Die Aufgaben:
[1] Mit welchem Ergebnis verlor Eintracht Frankfurt laut dem Artikel über die Niederlage gegen Arsenal das erste Europa-League-Vorrundenspiel?
[2] Gib bitte aus dem Artikel über die Niederlage gegen Arsenal einen Abschnitt wortgetreu wieder: Setze bei den Worten „Natürlich konnte das“ ein und höre nach „ein 0:3 zum Gruppenstart.“ auf.

Textauszug:

= = = = = = =

Süddeutsche Zeitung

Eintracht-Niederlage gegen Arsenal:Lebbe geht weiter

Von Johannes Aumüller, Frankfurt

Aus der letzten Stuhlreihe des Presseraumes ertönte eine brummige Stimme. Ihr Besitzer plärrte natürlich nicht unhöflich nach vorne, er war aufgerufen worden vom Moderator, und dann lieferte er auch die gewünschte Phrase: "Lebbe geht weider", sagte also Dragoslav Stepanovic, inzwischen 71 Jahre alt, aber selbstverständlich immer noch mit Schnauzer und Schalk ausgestattet, in Richtung von Adi Hütter, seinem 16. Nachfolger als Trainer von Eintracht Frankfurt.

Natürlich konnte das Vortragen dieses Zitats im Zusammenhang dieses Abends maßlos übertrieben erscheinen. Das Original-Lebbe-geht-weider war ja nach dem dramatischen 34. Bundesliga-Spieltag anno 1992 entstanden, an dem Frankfurt den sicher geglaubten Meistertitel verspielte. Am Donnerstagabend war gerade mal die erste von sechs Europa-League-Vorrundenpartien gegen den unbestritten besten Gruppengegner, den FC Arsenal, 0:3 verloren gegangen. Noch dazu hatten die Frankfurter eine gute Leistung gezeigt. Aber das Zitat ist längst inflationärer Benutzung ausgesetzt, zudem war der Abend auf gewisse Weise vielleicht doch mehr als nur ein 0:3 zum Gruppenstart.

Europa war im Vorjahr das Frankfurter Thema schlechthin gewesen, sportlich wie atmosphärisch. Sechs Siege in sechs Gruppenspielen der Europa League, danach Triumphe gegen Donezk, Lissabon und Mailand, der K. o. erst im Elfmeterschießen des Halbfinales gegen den FC Chelsea - ein einziges europäisches Märchen war es. Eine Niederlage in einem Europa-Heimspiel hatte es gefühlt seit Stepanovic nicht mehr gegeben (und tatsächlich seit dem 1:2 gegen Palermo 2006 und 16 Heimspielen nicht mehr). Die Fans feierten auch am Donnerstag unverdrossen weiter, als habe es die nächste schöne europäische Nacht gegeben. Aber drinnen musste sich Hütter schon fragen lassen, ob sein Team zurück in der Realität sei.

= = = = = = =

Einträge zu Layoutelementen
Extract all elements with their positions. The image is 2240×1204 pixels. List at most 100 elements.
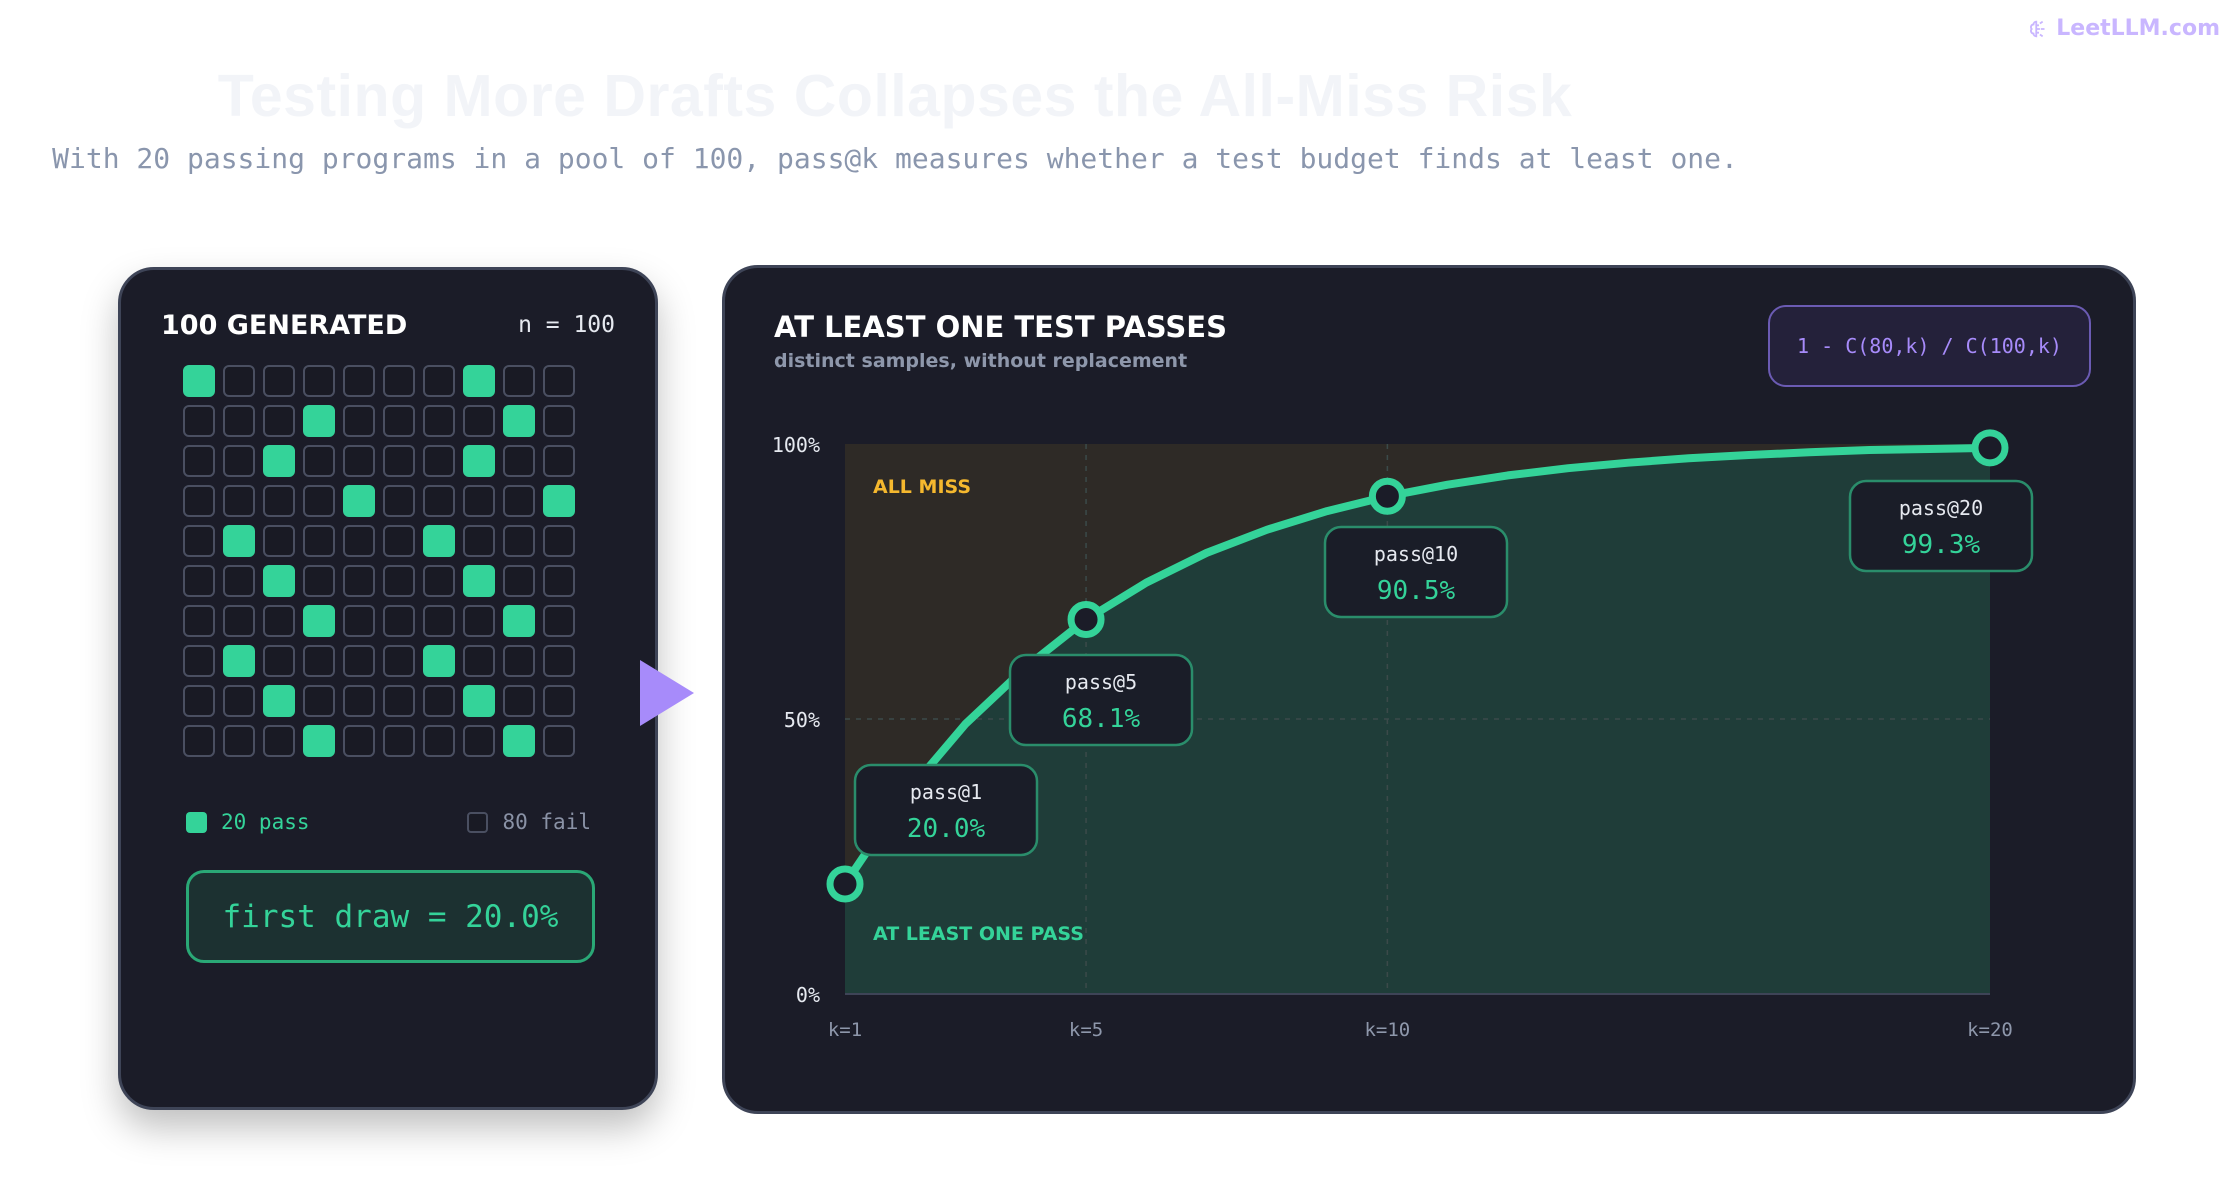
pass-at-k-panel: AT LEAST ONE TEST PASSES distinct sample… [722,265,2136,1114]
sample-cell-fail [543,685,575,717]
all-miss-label: ALL MISS [873,476,971,498]
sample-cell-pass [503,605,535,637]
sample-cell-fail [383,565,415,597]
sample-cell-fail [463,725,495,757]
sample-cell-fail [303,685,335,717]
sample-cell-fail [263,605,295,637]
sample-cell-fail [543,725,575,757]
sample-cell-pass [303,405,335,437]
sample-cell-fail [223,725,255,757]
sample-cell-pass [543,485,575,517]
sample-cell-fail [303,565,335,597]
sample-cell-fail [223,565,255,597]
annotation-value: 90.5% [1377,576,1456,606]
chart-subtitle: distinct samples, without replacement [774,350,1188,372]
legend-pass-label: 20 pass [221,810,310,834]
sample-cell-fail [183,565,215,597]
brain-icon [2030,20,2045,37]
sample-cell-pass [343,485,375,517]
sample-cell-fail [223,485,255,517]
x-tick-label: k=1 [828,1019,862,1041]
page-title: Testing More Drafts Collapses the All-Mi… [217,63,1573,129]
sample-cell-fail [503,365,535,397]
annotation-label: pass@20 [1899,496,1983,520]
sample-cell-fail [543,365,575,397]
annotation-label: pass@5 [1065,670,1137,694]
sample-cell-fail [423,565,455,597]
annotation-box [1323,525,1509,619]
sample-cell-fail [303,445,335,477]
sample-cell-fail [503,525,535,557]
sample-cell-fail [343,405,375,437]
page-subtitle: With 20 passing programs in a pool of 10… [52,142,1738,175]
sample-cell-fail [383,485,415,517]
sample-cell-fail [303,485,335,517]
sample-cell-fail [463,405,495,437]
sample-cell-pass [223,645,255,677]
data-point [1368,477,1406,515]
annotation-box [853,763,1039,857]
sample-cell-fail [463,485,495,517]
sample-cell-fail [423,685,455,717]
sample-cell-pass [223,525,255,557]
sample-cell-fail [383,365,415,397]
sample-cell-fail [183,685,215,717]
sample-cell-pass [503,725,535,757]
sample-cell-pass [423,645,455,677]
sample-cell-fail [543,405,575,437]
x-tick-label: k=5 [1069,1019,1103,1041]
sample-cell-fail [543,565,575,597]
sample-cell-fail [343,685,375,717]
annotation-value: 99.3% [1902,530,1981,560]
sample-cell-fail [223,685,255,717]
at-least-one-pass-area [845,447,1990,994]
sample-cell-fail [383,725,415,757]
sample-cell-fail [183,525,215,557]
sample-cell-pass [263,565,295,597]
sample-cell-fail [423,485,455,517]
legend-fail-label: 80 fail [502,810,591,834]
sample-cell-fail [263,725,295,757]
pass-swatch [186,811,207,833]
sample-cell-fail [343,605,375,637]
sample-cell-fail [183,405,215,437]
sample-cell-fail [503,645,535,677]
sample-cell-fail [263,365,295,397]
sample-cell-fail [183,445,215,477]
x-tick-label: k=10 [1364,1019,1410,1041]
sample-grid [183,365,575,757]
sample-cell-fail [543,525,575,557]
sample-cell-fail [343,445,375,477]
pass-at-k-chart: 0% 50% 100% k=1 k=5 k=10 k=20 ALL MISS AT LEAST … [772,429,2034,1041]
sample-cell-fail [463,525,495,557]
sample-cell-fail [543,645,575,677]
sample-cell-fail [303,525,335,557]
sample-cell-fail [383,405,415,437]
sample-cell-pass [463,365,495,397]
annotation-value: 20.0% [907,814,986,844]
sample-cell-fail [223,445,255,477]
sample-cell-fail [543,605,575,637]
sample-cell-fail [303,365,335,397]
sample-cell-fail [343,725,375,757]
sample-cell-fail [383,645,415,677]
pool-title: 100 GENERATED [161,310,408,341]
legend-pass: 20 pass [186,810,310,834]
sample-cell-pass [503,405,535,437]
sample-cell-fail [543,445,575,477]
sample-cell-fail [383,445,415,477]
x-tick-label: k=20 [1967,1019,2013,1041]
annotation-value: 68.1% [1062,704,1141,734]
sample-cell-fail [343,525,375,557]
brand-logo[interactable]: LeetLLM.com [2028,16,2220,41]
sample-cell-fail [263,485,295,517]
y-tick-label: 100% [772,433,820,457]
sample-cell-pass [263,685,295,717]
sample-cell-fail [263,645,295,677]
sample-cell-fail [423,445,455,477]
flow-arrow-icon [640,660,694,726]
sample-cell-fail [423,365,455,397]
annotation-label: pass@1 [910,780,982,804]
brand-name: LeetLLM.com [2056,16,2220,41]
y-tick-label: 0% [796,983,820,1007]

= = = = = = =

Ausgearbeitete Antworten:
[1] Mit 0:3.

[2]
Natürlich konnte das Vortragen dieses Zitats im Zusammenhang dieses Abends maßlos übertrieben erscheinen. Das Original-Lebbe-geht-weider war ja nach dem dramatischen 34. Bundesliga-Spieltag anno 1992 entstanden, an dem Frankfurt den sicher geglaubten Meistertitel verspielte. Am Donnerstagabend war gerade mal die erste von sechs Europa-League-Vorrundenpartien gegen den unbestritten besten Gruppengegner, den FC Arsenal, 0:3 verloren gegangen. Noch dazu hatten die Frankfurter eine gute Leistung gezeigt. Aber das Zitat ist längst inflationärer Benutzung ausgesetzt, zudem war der Abend auf gewisse Weise vielleicht doch mehr als nur ein 0:3 zum Gruppenstart.